> [YOUR GOAL] Scan the data below for the string "Daily". Copy every line where it appears.

> [TASK DATA]
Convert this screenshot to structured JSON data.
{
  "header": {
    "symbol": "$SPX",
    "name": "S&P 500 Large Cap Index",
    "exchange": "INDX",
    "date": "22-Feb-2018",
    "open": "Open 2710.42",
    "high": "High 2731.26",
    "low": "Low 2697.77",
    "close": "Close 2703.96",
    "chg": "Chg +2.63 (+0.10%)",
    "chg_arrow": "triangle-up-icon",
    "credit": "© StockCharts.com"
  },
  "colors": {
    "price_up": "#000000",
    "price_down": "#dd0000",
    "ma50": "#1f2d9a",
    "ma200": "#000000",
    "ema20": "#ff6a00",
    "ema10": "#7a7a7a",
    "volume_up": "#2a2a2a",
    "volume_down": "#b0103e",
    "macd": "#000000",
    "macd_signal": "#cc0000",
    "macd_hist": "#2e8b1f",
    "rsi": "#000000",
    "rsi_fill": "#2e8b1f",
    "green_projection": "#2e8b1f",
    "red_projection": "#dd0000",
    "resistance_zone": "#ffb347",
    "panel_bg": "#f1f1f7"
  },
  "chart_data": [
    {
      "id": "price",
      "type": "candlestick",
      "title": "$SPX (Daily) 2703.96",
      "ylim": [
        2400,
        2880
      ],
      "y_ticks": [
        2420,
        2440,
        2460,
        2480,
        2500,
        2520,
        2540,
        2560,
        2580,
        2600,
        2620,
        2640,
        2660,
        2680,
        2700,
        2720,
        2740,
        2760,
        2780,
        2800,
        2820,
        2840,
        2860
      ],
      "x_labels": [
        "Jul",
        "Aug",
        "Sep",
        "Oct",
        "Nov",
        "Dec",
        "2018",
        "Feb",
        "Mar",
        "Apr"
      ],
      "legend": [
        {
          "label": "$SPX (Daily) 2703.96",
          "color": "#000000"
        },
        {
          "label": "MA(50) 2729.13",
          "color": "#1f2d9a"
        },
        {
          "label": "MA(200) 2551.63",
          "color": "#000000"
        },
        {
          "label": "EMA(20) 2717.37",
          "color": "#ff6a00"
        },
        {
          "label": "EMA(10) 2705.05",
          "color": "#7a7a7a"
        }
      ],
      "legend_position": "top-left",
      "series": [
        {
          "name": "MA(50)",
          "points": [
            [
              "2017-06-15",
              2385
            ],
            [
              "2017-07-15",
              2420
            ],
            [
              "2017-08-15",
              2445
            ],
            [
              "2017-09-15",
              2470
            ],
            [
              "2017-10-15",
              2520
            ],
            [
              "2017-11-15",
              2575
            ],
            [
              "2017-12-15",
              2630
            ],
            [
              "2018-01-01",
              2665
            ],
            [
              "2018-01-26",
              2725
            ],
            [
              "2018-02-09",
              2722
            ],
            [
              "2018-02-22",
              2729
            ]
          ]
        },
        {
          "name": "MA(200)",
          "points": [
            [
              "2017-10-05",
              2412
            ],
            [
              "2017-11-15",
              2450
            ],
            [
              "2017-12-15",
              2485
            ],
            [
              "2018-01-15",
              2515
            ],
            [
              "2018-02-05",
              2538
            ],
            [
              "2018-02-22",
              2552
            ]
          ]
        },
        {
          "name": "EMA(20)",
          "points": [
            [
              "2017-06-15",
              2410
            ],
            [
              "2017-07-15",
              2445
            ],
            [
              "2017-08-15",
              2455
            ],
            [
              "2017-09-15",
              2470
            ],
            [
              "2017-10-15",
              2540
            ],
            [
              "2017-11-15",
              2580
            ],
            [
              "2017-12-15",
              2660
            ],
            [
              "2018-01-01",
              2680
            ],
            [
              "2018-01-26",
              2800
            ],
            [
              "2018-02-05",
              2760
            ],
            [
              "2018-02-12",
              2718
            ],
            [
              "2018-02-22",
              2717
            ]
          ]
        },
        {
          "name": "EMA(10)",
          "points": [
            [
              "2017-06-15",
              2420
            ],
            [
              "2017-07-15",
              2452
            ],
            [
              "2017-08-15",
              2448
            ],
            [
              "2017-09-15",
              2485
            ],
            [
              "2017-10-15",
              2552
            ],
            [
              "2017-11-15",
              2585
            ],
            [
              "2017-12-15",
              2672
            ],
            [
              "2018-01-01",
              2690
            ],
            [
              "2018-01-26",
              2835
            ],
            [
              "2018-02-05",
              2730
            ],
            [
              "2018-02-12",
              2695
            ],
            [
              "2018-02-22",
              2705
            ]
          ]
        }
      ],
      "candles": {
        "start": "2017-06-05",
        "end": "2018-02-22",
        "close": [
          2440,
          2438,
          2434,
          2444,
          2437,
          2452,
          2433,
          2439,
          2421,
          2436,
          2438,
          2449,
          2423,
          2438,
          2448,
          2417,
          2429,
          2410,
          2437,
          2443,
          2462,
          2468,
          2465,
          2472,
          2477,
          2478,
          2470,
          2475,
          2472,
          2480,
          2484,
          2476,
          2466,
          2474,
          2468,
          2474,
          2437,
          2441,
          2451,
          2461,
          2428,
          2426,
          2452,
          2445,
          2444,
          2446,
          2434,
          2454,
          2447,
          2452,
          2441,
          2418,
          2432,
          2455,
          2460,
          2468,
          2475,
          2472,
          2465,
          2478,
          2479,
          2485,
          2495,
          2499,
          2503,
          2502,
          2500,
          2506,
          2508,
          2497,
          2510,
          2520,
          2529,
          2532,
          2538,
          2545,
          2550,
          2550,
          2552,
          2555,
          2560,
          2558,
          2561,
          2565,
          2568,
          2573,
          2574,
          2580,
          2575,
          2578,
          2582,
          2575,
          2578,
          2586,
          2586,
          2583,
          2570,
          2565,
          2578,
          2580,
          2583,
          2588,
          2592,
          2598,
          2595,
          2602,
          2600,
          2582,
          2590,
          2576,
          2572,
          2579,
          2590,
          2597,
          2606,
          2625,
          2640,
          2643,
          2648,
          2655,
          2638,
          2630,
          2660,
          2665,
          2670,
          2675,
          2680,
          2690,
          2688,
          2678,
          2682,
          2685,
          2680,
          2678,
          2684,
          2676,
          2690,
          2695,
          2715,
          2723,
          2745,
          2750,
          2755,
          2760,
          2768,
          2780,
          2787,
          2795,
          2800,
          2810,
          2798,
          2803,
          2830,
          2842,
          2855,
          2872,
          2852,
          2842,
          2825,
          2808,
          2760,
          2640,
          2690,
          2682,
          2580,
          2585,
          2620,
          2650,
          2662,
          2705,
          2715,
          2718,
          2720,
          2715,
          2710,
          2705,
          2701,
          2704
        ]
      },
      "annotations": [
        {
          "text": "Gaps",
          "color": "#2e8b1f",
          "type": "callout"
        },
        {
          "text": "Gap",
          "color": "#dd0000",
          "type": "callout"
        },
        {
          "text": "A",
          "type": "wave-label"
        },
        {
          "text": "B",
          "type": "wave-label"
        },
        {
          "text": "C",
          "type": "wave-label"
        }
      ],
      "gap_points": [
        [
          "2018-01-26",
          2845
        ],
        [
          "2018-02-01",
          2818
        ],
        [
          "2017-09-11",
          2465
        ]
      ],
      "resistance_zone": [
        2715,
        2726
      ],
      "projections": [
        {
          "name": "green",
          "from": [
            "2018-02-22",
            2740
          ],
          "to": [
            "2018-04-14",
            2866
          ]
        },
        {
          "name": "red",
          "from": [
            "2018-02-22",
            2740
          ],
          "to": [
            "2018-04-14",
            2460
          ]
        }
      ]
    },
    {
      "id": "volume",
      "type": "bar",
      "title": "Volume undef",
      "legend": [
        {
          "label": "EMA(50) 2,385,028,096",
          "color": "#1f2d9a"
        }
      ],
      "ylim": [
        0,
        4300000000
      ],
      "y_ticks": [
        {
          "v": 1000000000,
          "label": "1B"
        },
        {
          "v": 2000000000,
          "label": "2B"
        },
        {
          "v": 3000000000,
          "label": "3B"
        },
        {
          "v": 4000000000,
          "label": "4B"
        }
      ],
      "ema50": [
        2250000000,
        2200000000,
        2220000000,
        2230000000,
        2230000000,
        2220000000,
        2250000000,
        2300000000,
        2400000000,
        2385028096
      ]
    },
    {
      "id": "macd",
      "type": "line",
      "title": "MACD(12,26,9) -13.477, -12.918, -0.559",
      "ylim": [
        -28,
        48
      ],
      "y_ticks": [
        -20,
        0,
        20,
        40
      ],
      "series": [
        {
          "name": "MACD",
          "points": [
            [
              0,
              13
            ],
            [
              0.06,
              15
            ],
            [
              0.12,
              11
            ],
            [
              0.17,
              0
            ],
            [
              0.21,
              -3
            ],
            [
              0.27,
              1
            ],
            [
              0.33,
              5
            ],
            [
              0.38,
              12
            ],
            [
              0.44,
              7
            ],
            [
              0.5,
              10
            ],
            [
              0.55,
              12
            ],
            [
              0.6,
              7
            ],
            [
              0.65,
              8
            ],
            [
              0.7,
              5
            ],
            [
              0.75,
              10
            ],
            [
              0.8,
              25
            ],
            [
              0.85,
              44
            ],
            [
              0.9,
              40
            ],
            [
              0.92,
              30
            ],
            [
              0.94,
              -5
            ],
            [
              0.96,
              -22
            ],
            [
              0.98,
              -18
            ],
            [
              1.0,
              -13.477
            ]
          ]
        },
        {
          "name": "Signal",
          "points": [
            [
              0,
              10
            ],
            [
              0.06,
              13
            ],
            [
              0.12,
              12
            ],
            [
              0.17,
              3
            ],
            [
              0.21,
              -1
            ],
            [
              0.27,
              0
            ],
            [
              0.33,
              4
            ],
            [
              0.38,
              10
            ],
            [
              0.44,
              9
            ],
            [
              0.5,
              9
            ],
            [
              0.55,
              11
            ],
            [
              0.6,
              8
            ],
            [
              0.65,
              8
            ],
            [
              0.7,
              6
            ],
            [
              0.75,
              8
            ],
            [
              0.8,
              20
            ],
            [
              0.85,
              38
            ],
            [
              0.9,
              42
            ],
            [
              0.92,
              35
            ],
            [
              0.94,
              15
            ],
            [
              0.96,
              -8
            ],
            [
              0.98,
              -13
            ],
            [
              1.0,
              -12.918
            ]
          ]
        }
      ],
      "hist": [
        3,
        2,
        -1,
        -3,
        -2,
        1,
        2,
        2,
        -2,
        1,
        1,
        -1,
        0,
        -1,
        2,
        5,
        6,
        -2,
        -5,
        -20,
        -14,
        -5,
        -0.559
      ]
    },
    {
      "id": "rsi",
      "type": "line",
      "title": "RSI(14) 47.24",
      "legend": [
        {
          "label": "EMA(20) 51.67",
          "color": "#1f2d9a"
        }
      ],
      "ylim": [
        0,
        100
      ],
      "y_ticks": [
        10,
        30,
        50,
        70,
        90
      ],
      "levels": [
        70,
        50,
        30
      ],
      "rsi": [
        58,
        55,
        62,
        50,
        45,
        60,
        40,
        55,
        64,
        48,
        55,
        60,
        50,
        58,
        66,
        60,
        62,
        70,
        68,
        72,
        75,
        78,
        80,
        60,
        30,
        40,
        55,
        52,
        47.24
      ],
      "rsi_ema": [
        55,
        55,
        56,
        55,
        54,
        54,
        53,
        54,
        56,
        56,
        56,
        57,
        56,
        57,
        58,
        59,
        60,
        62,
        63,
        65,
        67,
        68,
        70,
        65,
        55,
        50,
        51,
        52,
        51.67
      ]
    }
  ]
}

> [OUTPUT FOR THIS TASK]
      "title": "$SPX (Daily) 2703.96",
          "label": "$SPX (Daily) 2703.96",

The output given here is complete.